◆ **Data shown**

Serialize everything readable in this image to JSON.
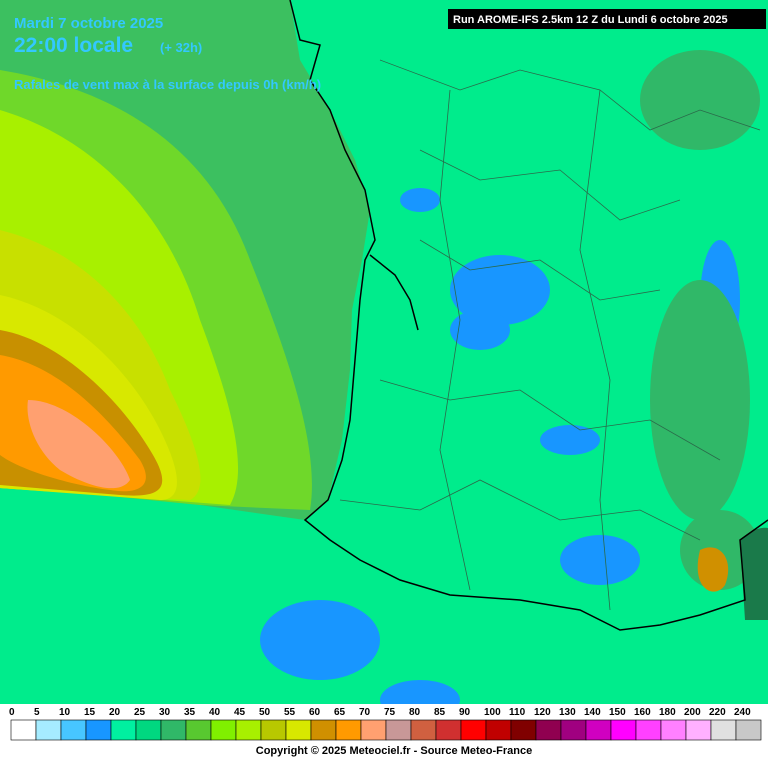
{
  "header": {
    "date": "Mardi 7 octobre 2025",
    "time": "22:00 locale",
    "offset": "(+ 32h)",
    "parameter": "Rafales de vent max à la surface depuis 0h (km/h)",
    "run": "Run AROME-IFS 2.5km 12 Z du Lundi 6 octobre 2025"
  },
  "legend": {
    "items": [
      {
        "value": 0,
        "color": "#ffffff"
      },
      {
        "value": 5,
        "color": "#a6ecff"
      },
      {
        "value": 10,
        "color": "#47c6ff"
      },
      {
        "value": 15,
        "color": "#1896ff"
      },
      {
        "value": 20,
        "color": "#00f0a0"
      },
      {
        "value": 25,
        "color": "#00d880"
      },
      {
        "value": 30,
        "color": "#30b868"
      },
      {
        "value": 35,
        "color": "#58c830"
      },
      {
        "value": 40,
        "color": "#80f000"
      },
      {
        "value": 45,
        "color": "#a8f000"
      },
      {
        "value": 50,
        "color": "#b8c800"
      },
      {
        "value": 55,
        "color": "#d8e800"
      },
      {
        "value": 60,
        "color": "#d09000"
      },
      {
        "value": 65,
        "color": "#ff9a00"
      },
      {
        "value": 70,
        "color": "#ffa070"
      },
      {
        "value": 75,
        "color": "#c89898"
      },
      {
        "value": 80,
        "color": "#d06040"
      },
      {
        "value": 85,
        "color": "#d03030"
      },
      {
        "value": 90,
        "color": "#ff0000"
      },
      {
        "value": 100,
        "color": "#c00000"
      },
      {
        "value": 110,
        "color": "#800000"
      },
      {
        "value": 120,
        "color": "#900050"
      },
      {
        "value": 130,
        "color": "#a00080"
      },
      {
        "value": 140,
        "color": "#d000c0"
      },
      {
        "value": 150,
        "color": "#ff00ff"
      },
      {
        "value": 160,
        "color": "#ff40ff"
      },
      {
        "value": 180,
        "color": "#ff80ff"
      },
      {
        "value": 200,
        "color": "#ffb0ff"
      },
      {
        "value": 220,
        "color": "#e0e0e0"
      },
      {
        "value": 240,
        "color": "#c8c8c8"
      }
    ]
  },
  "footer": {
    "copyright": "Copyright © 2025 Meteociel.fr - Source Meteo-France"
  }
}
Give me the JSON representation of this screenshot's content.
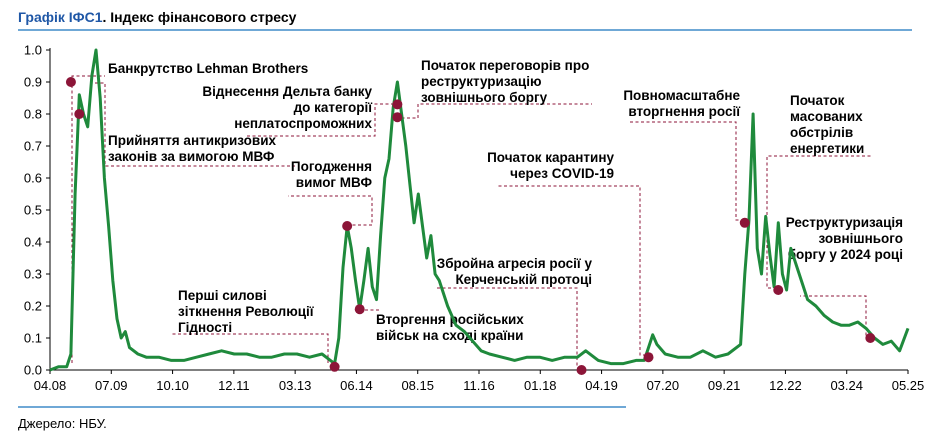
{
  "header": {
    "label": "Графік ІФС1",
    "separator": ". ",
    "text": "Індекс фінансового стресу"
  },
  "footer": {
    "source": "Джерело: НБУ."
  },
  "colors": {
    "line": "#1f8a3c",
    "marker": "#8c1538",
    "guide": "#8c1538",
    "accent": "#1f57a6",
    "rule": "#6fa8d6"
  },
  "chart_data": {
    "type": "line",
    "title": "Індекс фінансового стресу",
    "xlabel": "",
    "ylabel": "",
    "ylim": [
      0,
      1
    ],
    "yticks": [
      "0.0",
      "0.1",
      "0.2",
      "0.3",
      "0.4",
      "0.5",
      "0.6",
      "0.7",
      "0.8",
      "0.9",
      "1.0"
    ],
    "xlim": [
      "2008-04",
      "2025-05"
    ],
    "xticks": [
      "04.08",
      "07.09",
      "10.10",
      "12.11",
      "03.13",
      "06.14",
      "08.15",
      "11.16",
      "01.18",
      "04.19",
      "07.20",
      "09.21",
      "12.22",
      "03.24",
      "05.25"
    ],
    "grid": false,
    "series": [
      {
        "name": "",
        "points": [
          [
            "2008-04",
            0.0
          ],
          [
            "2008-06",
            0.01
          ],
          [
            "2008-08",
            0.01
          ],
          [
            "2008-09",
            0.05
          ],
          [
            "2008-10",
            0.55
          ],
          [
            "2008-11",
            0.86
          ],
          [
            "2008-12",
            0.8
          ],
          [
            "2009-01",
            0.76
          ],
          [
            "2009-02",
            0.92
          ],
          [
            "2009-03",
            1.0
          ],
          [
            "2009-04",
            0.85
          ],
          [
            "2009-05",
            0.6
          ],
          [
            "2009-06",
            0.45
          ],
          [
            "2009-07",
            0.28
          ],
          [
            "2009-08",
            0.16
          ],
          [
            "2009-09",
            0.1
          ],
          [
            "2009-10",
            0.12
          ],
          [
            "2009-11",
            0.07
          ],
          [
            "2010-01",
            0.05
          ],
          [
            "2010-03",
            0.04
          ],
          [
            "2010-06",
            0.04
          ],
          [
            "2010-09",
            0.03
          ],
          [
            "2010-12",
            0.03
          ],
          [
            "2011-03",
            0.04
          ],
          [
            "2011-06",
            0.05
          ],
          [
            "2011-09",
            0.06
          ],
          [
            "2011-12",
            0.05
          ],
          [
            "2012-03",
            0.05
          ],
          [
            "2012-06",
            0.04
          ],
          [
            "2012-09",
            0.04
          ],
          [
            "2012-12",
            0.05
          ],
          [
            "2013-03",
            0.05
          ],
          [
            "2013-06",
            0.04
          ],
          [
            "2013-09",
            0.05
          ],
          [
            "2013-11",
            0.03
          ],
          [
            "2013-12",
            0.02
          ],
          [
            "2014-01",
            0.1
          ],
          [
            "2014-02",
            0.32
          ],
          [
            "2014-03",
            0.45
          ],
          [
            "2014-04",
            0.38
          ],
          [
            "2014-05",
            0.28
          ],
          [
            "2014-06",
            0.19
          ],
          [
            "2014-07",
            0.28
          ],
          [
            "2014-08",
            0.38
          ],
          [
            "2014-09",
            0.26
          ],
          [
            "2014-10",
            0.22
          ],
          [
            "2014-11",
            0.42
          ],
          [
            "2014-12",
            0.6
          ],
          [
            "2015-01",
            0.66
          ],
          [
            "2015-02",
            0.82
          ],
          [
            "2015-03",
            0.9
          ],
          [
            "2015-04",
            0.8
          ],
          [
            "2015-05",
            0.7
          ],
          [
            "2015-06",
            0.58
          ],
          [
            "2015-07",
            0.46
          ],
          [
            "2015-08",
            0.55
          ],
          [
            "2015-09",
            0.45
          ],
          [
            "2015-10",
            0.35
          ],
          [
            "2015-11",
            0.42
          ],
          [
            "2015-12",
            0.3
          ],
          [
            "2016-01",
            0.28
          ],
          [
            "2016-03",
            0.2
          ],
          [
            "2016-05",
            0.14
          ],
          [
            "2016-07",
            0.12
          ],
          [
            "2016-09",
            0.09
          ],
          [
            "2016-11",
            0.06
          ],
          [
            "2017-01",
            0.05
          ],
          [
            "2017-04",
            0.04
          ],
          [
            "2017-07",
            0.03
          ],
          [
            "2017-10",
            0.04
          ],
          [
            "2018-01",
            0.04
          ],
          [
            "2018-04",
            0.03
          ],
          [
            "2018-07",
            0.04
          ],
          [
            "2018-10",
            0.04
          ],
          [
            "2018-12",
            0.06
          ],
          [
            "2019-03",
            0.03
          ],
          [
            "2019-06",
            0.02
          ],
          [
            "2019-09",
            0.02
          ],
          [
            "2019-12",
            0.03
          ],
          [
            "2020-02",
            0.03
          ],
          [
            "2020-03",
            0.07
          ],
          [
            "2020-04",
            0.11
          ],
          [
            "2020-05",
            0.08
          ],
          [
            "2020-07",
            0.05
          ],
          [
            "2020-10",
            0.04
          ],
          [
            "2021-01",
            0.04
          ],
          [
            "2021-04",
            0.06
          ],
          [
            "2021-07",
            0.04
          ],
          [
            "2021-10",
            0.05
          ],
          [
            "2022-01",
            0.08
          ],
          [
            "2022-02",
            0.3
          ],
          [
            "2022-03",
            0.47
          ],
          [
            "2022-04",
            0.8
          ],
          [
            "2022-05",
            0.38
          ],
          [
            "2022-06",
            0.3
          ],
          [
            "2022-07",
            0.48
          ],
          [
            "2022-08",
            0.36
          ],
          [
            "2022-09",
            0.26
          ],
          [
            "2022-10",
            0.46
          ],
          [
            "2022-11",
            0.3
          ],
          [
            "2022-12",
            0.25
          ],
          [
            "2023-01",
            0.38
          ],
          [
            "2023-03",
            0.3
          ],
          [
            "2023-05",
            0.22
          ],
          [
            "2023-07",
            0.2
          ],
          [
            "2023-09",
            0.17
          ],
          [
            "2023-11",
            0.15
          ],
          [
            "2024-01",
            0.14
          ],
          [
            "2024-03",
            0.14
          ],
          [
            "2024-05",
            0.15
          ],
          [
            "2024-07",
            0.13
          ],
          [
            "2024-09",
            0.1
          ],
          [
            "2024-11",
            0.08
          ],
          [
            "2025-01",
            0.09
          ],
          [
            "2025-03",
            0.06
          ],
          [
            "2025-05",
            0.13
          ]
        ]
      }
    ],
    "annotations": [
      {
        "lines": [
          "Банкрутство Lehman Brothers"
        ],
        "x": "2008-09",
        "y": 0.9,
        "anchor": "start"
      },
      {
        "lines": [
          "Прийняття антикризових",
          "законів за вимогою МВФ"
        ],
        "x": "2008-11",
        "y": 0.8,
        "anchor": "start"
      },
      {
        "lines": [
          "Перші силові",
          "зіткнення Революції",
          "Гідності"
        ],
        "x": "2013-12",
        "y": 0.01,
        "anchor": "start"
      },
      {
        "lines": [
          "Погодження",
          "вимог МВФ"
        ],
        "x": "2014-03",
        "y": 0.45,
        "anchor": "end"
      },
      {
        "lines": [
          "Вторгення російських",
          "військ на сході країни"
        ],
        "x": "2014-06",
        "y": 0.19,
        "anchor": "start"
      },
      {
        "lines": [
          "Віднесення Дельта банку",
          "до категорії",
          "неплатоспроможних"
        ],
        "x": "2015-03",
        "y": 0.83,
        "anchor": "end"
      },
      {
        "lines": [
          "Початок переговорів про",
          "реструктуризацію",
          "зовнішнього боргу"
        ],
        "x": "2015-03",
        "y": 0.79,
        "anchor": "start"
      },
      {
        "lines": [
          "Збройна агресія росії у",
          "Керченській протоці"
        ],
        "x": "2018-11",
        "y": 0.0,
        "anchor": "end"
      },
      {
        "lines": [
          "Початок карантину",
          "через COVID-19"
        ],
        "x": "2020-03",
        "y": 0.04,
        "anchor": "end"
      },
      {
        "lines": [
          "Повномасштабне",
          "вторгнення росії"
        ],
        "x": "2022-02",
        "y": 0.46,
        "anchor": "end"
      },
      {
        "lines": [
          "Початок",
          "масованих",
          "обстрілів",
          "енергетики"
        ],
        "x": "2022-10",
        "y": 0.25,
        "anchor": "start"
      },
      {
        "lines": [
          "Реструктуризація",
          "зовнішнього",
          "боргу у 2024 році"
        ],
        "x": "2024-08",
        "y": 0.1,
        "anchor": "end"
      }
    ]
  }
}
==
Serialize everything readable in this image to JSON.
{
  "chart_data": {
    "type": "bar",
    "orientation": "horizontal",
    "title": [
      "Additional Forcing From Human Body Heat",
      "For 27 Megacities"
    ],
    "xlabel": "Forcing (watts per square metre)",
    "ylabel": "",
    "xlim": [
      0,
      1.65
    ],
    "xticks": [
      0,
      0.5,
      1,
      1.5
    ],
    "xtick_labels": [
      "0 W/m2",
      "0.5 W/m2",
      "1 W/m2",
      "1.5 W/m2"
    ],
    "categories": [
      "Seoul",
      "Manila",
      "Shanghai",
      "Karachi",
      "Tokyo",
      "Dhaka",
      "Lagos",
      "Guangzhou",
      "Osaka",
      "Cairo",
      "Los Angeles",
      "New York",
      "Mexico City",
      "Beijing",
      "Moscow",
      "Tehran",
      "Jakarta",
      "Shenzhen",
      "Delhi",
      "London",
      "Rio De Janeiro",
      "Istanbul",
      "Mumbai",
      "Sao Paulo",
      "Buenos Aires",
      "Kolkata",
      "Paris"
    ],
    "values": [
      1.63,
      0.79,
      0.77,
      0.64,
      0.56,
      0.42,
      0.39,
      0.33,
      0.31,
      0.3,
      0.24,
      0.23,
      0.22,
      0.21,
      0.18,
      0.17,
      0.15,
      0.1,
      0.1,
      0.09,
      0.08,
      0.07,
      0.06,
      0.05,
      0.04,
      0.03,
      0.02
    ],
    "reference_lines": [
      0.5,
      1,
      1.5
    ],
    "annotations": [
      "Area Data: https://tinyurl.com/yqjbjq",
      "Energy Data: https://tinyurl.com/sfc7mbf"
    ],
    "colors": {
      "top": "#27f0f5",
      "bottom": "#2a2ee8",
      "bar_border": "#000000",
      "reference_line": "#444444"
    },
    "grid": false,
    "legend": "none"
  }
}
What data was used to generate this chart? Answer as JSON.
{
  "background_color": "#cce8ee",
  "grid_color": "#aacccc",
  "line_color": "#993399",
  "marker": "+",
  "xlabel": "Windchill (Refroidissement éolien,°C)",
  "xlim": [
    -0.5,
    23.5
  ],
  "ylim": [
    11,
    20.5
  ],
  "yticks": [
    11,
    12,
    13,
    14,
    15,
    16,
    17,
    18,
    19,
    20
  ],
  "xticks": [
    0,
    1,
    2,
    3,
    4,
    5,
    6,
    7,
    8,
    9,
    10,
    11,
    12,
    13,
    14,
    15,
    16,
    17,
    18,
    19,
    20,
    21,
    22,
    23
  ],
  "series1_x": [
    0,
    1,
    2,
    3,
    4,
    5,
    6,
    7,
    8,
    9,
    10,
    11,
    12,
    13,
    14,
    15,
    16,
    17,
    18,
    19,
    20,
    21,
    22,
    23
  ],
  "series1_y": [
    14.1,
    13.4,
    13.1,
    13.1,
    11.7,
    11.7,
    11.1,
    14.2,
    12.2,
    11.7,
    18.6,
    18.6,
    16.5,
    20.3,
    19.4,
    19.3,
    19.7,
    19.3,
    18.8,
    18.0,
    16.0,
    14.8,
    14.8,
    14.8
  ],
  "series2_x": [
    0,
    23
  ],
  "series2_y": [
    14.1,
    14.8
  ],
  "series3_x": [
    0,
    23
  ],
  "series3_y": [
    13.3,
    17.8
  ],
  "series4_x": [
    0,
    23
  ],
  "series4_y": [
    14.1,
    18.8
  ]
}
* * *
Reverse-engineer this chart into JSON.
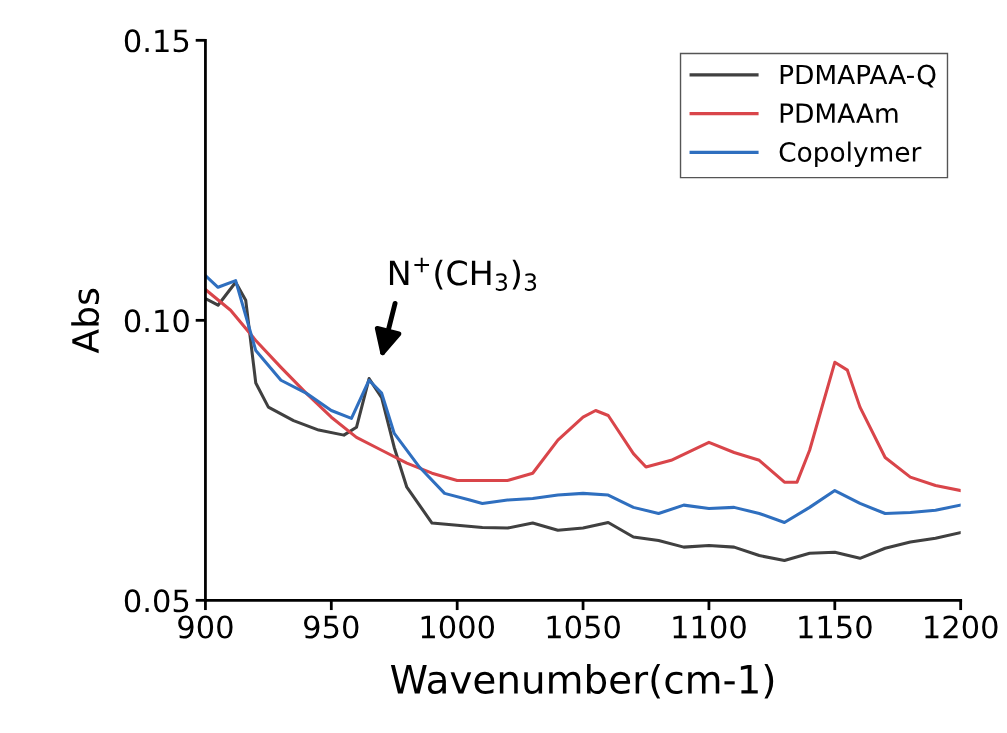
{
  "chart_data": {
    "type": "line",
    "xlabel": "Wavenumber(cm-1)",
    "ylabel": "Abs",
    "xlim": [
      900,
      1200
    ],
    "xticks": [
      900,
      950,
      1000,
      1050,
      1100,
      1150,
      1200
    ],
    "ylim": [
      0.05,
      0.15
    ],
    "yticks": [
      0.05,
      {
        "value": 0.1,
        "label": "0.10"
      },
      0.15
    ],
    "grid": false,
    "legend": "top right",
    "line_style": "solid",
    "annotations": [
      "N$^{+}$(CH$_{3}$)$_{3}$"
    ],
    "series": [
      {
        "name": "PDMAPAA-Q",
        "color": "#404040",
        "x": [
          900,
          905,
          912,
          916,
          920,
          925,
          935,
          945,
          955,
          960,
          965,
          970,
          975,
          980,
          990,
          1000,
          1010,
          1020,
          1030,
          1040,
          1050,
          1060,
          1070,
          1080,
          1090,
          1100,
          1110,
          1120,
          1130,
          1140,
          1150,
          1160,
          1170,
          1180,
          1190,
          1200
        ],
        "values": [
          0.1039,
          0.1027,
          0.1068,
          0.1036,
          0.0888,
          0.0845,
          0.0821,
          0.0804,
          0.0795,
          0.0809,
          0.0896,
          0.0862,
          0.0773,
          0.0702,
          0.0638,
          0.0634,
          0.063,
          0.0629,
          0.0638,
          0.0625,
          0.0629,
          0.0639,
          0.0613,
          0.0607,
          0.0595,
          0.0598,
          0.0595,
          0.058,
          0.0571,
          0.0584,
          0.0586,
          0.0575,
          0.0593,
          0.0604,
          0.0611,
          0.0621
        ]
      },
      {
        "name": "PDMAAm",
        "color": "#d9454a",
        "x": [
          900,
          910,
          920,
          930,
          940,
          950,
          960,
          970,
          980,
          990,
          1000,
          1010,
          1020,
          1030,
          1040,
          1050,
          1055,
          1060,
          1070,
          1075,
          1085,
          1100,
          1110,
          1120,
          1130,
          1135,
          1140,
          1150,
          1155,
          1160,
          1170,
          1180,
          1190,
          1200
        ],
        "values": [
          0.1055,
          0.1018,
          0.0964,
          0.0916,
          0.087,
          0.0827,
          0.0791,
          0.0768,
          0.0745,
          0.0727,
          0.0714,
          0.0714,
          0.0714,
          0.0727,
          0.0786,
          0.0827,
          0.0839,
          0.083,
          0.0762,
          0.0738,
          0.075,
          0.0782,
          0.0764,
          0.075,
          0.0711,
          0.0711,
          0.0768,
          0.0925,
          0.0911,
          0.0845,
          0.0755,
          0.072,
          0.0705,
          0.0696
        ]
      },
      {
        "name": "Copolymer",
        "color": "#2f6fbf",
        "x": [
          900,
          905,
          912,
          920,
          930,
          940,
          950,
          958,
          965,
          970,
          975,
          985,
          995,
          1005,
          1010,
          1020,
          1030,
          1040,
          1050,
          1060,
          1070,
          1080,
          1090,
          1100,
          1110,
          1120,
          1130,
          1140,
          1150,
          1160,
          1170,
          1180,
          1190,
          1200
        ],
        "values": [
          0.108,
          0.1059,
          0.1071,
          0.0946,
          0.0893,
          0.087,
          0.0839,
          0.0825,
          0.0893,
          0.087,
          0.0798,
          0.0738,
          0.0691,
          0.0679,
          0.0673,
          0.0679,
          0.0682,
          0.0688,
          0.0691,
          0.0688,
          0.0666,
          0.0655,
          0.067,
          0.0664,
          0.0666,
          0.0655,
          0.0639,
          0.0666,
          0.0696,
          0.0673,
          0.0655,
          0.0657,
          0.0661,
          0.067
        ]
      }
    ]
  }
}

◆ **Short task**
Find every line above that contains the word "росії", and return each one.

◆ **Solution for this problem**
          "Збройна агресія росії у",
          "вторгнення росії"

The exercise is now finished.